• [Directive]: Within the material below, find each line bearing the word "arcmin" and present it.

──────

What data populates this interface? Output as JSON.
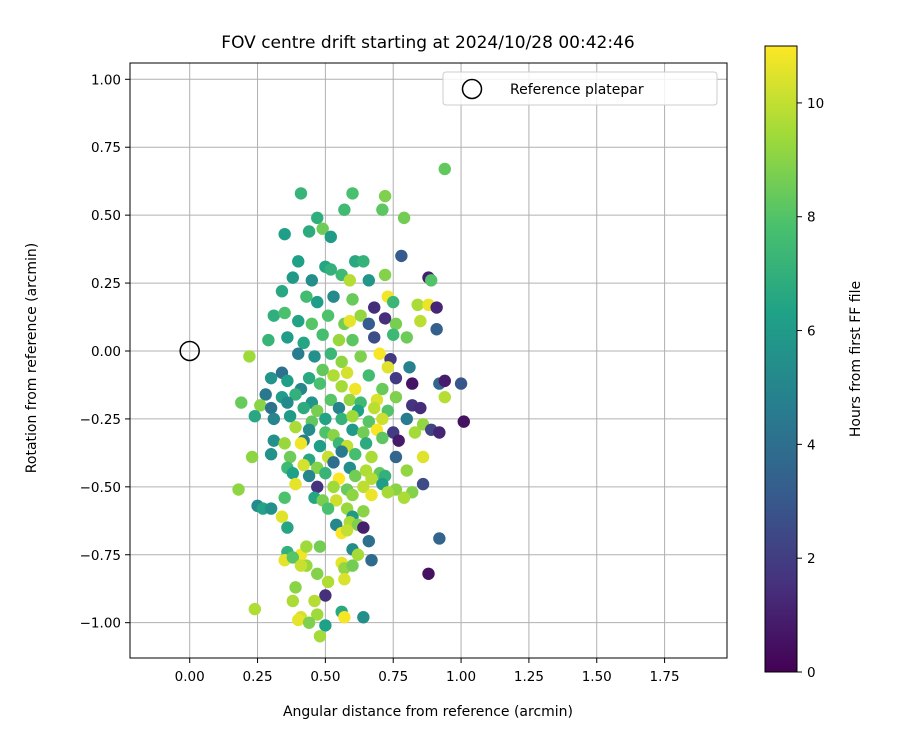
{
  "chart_data": {
    "type": "scatter",
    "title": "FOV centre drift starting at 2024/10/28 00:42:46",
    "xlabel": "Angular distance from reference (arcmin)",
    "ylabel": "Rotation from reference (arcmin)",
    "xlim": [
      -0.22,
      1.98
    ],
    "ylim": [
      -1.13,
      1.06
    ],
    "xticks": [
      "0.00",
      "0.25",
      "0.50",
      "0.75",
      "1.00",
      "1.25",
      "1.50",
      "1.75"
    ],
    "yticks": [
      "1.00",
      "0.75",
      "0.50",
      "0.25",
      "0.00",
      "−0.25",
      "−0.50",
      "−0.75",
      "−1.00"
    ],
    "grid": true,
    "legend": {
      "position": "top-right",
      "entries": [
        "Reference platepar"
      ]
    },
    "reference_point": {
      "x": 0.0,
      "y": 0.0
    },
    "colorbar": {
      "label": "Hours from first FF file",
      "colormap": "viridis",
      "range": [
        0,
        11
      ],
      "ticks": [
        "0",
        "2",
        "4",
        "6",
        "8",
        "10"
      ]
    },
    "colors": [
      "#440154",
      "#46327e",
      "#365c8d",
      "#277f8e",
      "#1fa187",
      "#4ac16d",
      "#a0da39",
      "#fde725"
    ],
    "points": [
      [
        0.94,
        0.67,
        8.3
      ],
      [
        0.72,
        0.57,
        8.8
      ],
      [
        0.41,
        0.58,
        7.2
      ],
      [
        0.6,
        0.58,
        7.8
      ],
      [
        0.79,
        0.49,
        8.6
      ],
      [
        0.71,
        0.52,
        8.2
      ],
      [
        0.57,
        0.52,
        7.5
      ],
      [
        0.47,
        0.49,
        6.9
      ],
      [
        0.35,
        0.43,
        6.2
      ],
      [
        0.44,
        0.44,
        6.8
      ],
      [
        0.49,
        0.45,
        8.5
      ],
      [
        0.52,
        0.42,
        6.0
      ],
      [
        0.61,
        0.33,
        6.7
      ],
      [
        0.64,
        0.33,
        7.1
      ],
      [
        0.78,
        0.35,
        3.1
      ],
      [
        0.4,
        0.33,
        6.3
      ],
      [
        0.38,
        0.27,
        5.9
      ],
      [
        0.45,
        0.26,
        5.4
      ],
      [
        0.5,
        0.31,
        6.5
      ],
      [
        0.52,
        0.3,
        7.0
      ],
      [
        0.56,
        0.28,
        7.4
      ],
      [
        0.59,
        0.26,
        9.8
      ],
      [
        0.66,
        0.26,
        5.8
      ],
      [
        0.72,
        0.28,
        8.9
      ],
      [
        0.88,
        0.27,
        1.0
      ],
      [
        0.89,
        0.26,
        8.0
      ],
      [
        0.34,
        0.22,
        6.6
      ],
      [
        0.43,
        0.2,
        7.6
      ],
      [
        0.47,
        0.18,
        6.1
      ],
      [
        0.53,
        0.2,
        5.2
      ],
      [
        0.6,
        0.19,
        8.4
      ],
      [
        0.68,
        0.16,
        1.4
      ],
      [
        0.73,
        0.2,
        10.8
      ],
      [
        0.75,
        0.18,
        7.3
      ],
      [
        0.84,
        0.17,
        9.6
      ],
      [
        0.88,
        0.17,
        10.7
      ],
      [
        0.91,
        0.16,
        1.2
      ],
      [
        0.31,
        0.13,
        6.9
      ],
      [
        0.35,
        0.14,
        7.8
      ],
      [
        0.4,
        0.11,
        6.4
      ],
      [
        0.45,
        0.1,
        8.1
      ],
      [
        0.51,
        0.13,
        7.9
      ],
      [
        0.57,
        0.1,
        8.6
      ],
      [
        0.59,
        0.11,
        10.6
      ],
      [
        0.63,
        0.13,
        9.2
      ],
      [
        0.66,
        0.1,
        3.2
      ],
      [
        0.72,
        0.12,
        1.5
      ],
      [
        0.76,
        0.1,
        8.7
      ],
      [
        0.85,
        0.11,
        9.9
      ],
      [
        0.91,
        0.08,
        3.3
      ],
      [
        0.29,
        0.04,
        7.2
      ],
      [
        0.36,
        0.05,
        6.1
      ],
      [
        0.42,
        0.03,
        6.5
      ],
      [
        0.49,
        0.06,
        7.7
      ],
      [
        0.55,
        0.04,
        9.3
      ],
      [
        0.6,
        0.04,
        8.2
      ],
      [
        0.68,
        0.05,
        2.6
      ],
      [
        0.75,
        0.06,
        7.4
      ],
      [
        0.8,
        0.05,
        8.5
      ],
      [
        0.22,
        -0.02,
        9.4
      ],
      [
        0.4,
        -0.01,
        4.6
      ],
      [
        0.46,
        -0.02,
        5.5
      ],
      [
        0.52,
        -0.01,
        7.3
      ],
      [
        0.56,
        -0.04,
        9.1
      ],
      [
        0.63,
        -0.02,
        8.8
      ],
      [
        0.7,
        -0.01,
        10.9
      ],
      [
        0.74,
        -0.03,
        1.8
      ],
      [
        0.81,
        -0.06,
        4.8
      ],
      [
        0.34,
        -0.08,
        4.1
      ],
      [
        0.44,
        -0.1,
        6.7
      ],
      [
        0.49,
        -0.07,
        8.3
      ],
      [
        0.53,
        -0.09,
        9.7
      ],
      [
        0.58,
        -0.08,
        10.3
      ],
      [
        0.66,
        -0.09,
        7.6
      ],
      [
        0.73,
        -0.06,
        10.5
      ],
      [
        0.76,
        -0.1,
        1.9
      ],
      [
        0.3,
        -0.1,
        5.7
      ],
      [
        0.36,
        -0.11,
        6.2
      ],
      [
        0.41,
        -0.14,
        5.1
      ],
      [
        0.48,
        -0.12,
        7.8
      ],
      [
        0.56,
        -0.13,
        9.5
      ],
      [
        0.61,
        -0.14,
        10.8
      ],
      [
        0.71,
        -0.14,
        8.4
      ],
      [
        0.82,
        -0.12,
        0.6
      ],
      [
        0.92,
        -0.12,
        3.6
      ],
      [
        0.94,
        -0.11,
        0.9
      ],
      [
        1.0,
        -0.12,
        2.9
      ],
      [
        0.28,
        -0.16,
        4.4
      ],
      [
        0.34,
        -0.17,
        6.1
      ],
      [
        0.39,
        -0.16,
        7.0
      ],
      [
        0.45,
        -0.19,
        5.7
      ],
      [
        0.52,
        -0.18,
        8.1
      ],
      [
        0.59,
        -0.18,
        9.2
      ],
      [
        0.63,
        -0.19,
        7.5
      ],
      [
        0.69,
        -0.18,
        10.4
      ],
      [
        0.76,
        -0.17,
        8.8
      ],
      [
        0.94,
        -0.17,
        9.8
      ],
      [
        0.19,
        -0.19,
        8.4
      ],
      [
        0.26,
        -0.2,
        9.0
      ],
      [
        0.3,
        -0.21,
        4.2
      ],
      [
        0.36,
        -0.19,
        5.2
      ],
      [
        0.42,
        -0.21,
        6.8
      ],
      [
        0.47,
        -0.22,
        8.7
      ],
      [
        0.55,
        -0.21,
        4.9
      ],
      [
        0.62,
        -0.22,
        6.3
      ],
      [
        0.68,
        -0.21,
        9.9
      ],
      [
        0.73,
        -0.22,
        8.0
      ],
      [
        0.82,
        -0.2,
        1.6
      ],
      [
        0.85,
        -0.21,
        1.4
      ],
      [
        0.24,
        -0.24,
        6.6
      ],
      [
        0.31,
        -0.25,
        5.0
      ],
      [
        0.37,
        -0.24,
        6.0
      ],
      [
        0.45,
        -0.26,
        8.3
      ],
      [
        0.5,
        -0.25,
        6.4
      ],
      [
        0.56,
        -0.25,
        7.1
      ],
      [
        0.6,
        -0.24,
        9.4
      ],
      [
        0.66,
        -0.26,
        8.1
      ],
      [
        0.71,
        -0.25,
        10.2
      ],
      [
        0.8,
        -0.25,
        4.6
      ],
      [
        0.86,
        -0.27,
        9.2
      ],
      [
        1.01,
        -0.26,
        0.5
      ],
      [
        0.39,
        -0.28,
        9.6
      ],
      [
        0.44,
        -0.29,
        5.3
      ],
      [
        0.5,
        -0.3,
        7.9
      ],
      [
        0.53,
        -0.31,
        9.0
      ],
      [
        0.6,
        -0.29,
        5.9
      ],
      [
        0.64,
        -0.3,
        8.6
      ],
      [
        0.69,
        -0.29,
        10.9
      ],
      [
        0.75,
        -0.3,
        2.0
      ],
      [
        0.83,
        -0.3,
        9.5
      ],
      [
        0.89,
        -0.29,
        2.2
      ],
      [
        0.92,
        -0.3,
        1.2
      ],
      [
        0.31,
        -0.33,
        5.5
      ],
      [
        0.35,
        -0.34,
        9.3
      ],
      [
        0.42,
        -0.33,
        4.7
      ],
      [
        0.48,
        -0.35,
        6.2
      ],
      [
        0.55,
        -0.34,
        7.3
      ],
      [
        0.58,
        -0.35,
        10.0
      ],
      [
        0.65,
        -0.34,
        6.8
      ],
      [
        0.71,
        -0.32,
        8.2
      ],
      [
        0.77,
        -0.33,
        0.8
      ],
      [
        0.41,
        -0.34,
        10.8
      ],
      [
        0.3,
        -0.38,
        5.6
      ],
      [
        0.37,
        -0.39,
        8.5
      ],
      [
        0.44,
        -0.4,
        6.6
      ],
      [
        0.51,
        -0.39,
        10.1
      ],
      [
        0.56,
        -0.37,
        4.5
      ],
      [
        0.61,
        -0.38,
        7.7
      ],
      [
        0.67,
        -0.39,
        9.6
      ],
      [
        0.76,
        -0.39,
        3.6
      ],
      [
        0.86,
        -0.39,
        10.5
      ],
      [
        0.23,
        -0.39,
        9.1
      ],
      [
        0.36,
        -0.43,
        7.4
      ],
      [
        0.42,
        -0.42,
        10.3
      ],
      [
        0.47,
        -0.43,
        8.9
      ],
      [
        0.53,
        -0.41,
        4.0
      ],
      [
        0.59,
        -0.43,
        5.4
      ],
      [
        0.65,
        -0.44,
        9.7
      ],
      [
        0.7,
        -0.45,
        8.3
      ],
      [
        0.8,
        -0.44,
        9.2
      ],
      [
        0.38,
        -0.45,
        6.3
      ],
      [
        0.44,
        -0.46,
        5.1
      ],
      [
        0.5,
        -0.45,
        7.2
      ],
      [
        0.55,
        -0.47,
        11.0
      ],
      [
        0.61,
        -0.46,
        8.6
      ],
      [
        0.67,
        -0.47,
        9.8
      ],
      [
        0.72,
        -0.46,
        7.0
      ],
      [
        0.86,
        -0.49,
        2.5
      ],
      [
        0.39,
        -0.49,
        10.6
      ],
      [
        0.47,
        -0.5,
        1.6
      ],
      [
        0.53,
        -0.5,
        9.4
      ],
      [
        0.58,
        -0.51,
        8.4
      ],
      [
        0.64,
        -0.5,
        9.9
      ],
      [
        0.71,
        -0.49,
        6.1
      ],
      [
        0.76,
        -0.51,
        9.0
      ],
      [
        0.82,
        -0.52,
        8.9
      ],
      [
        0.18,
        -0.51,
        9.1
      ],
      [
        0.35,
        -0.54,
        7.9
      ],
      [
        0.46,
        -0.54,
        6.5
      ],
      [
        0.49,
        -0.55,
        8.7
      ],
      [
        0.54,
        -0.55,
        10.2
      ],
      [
        0.6,
        -0.53,
        9.1
      ],
      [
        0.67,
        -0.53,
        10.7
      ],
      [
        0.73,
        -0.52,
        9.5
      ],
      [
        0.79,
        -0.54,
        9.6
      ],
      [
        0.25,
        -0.57,
        5.2
      ],
      [
        0.27,
        -0.58,
        6.4
      ],
      [
        0.3,
        -0.58,
        5.5
      ],
      [
        0.34,
        -0.61,
        10.5
      ],
      [
        0.51,
        -0.58,
        7.8
      ],
      [
        0.58,
        -0.58,
        9.3
      ],
      [
        0.6,
        -0.61,
        5.9
      ],
      [
        0.64,
        -0.59,
        9.0
      ],
      [
        0.36,
        -0.65,
        6.5
      ],
      [
        0.54,
        -0.64,
        5.1
      ],
      [
        0.59,
        -0.63,
        9.6
      ],
      [
        0.62,
        -0.64,
        8.8
      ],
      [
        0.64,
        -0.65,
        1.0
      ],
      [
        0.56,
        -0.67,
        10.9
      ],
      [
        0.58,
        -0.66,
        10.0
      ],
      [
        0.66,
        -0.7,
        4.0
      ],
      [
        0.92,
        -0.69,
        3.5
      ],
      [
        0.36,
        -0.74,
        7.0
      ],
      [
        0.41,
        -0.75,
        10.8
      ],
      [
        0.43,
        -0.72,
        9.4
      ],
      [
        0.48,
        -0.72,
        8.6
      ],
      [
        0.6,
        -0.73,
        5.3
      ],
      [
        0.62,
        -0.75,
        9.5
      ],
      [
        0.67,
        -0.77,
        3.8
      ],
      [
        0.35,
        -0.77,
        10.6
      ],
      [
        0.38,
        -0.76,
        8.1
      ],
      [
        0.43,
        -0.79,
        9.3
      ],
      [
        0.47,
        -0.82,
        8.9
      ],
      [
        0.56,
        -0.78,
        10.6
      ],
      [
        0.57,
        -0.8,
        9.2
      ],
      [
        0.6,
        -0.79,
        8.6
      ],
      [
        0.39,
        -0.87,
        9.0
      ],
      [
        0.41,
        -0.79,
        10.1
      ],
      [
        0.51,
        -0.85,
        9.7
      ],
      [
        0.57,
        -0.84,
        10.4
      ],
      [
        0.88,
        -0.82,
        0.5
      ],
      [
        0.5,
        -0.9,
        1.5
      ],
      [
        0.38,
        -0.92,
        9.6
      ],
      [
        0.46,
        -0.92,
        9.8
      ],
      [
        0.41,
        -0.98,
        10.3
      ],
      [
        0.47,
        -0.97,
        9.4
      ],
      [
        0.4,
        -0.99,
        10.6
      ],
      [
        0.44,
        -1.0,
        8.8
      ],
      [
        0.5,
        -1.01,
        6.3
      ],
      [
        0.56,
        -0.96,
        6.7
      ],
      [
        0.57,
        -0.98,
        10.9
      ],
      [
        0.64,
        -0.98,
        5.4
      ],
      [
        0.48,
        -1.05,
        9.5
      ],
      [
        0.24,
        -0.95,
        9.7
      ]
    ]
  }
}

──────

• [Solution to this problem]:
    "xlabel": "Angular distance from reference (arcmin)",
    "ylabel": "Rotation from reference (arcmin)",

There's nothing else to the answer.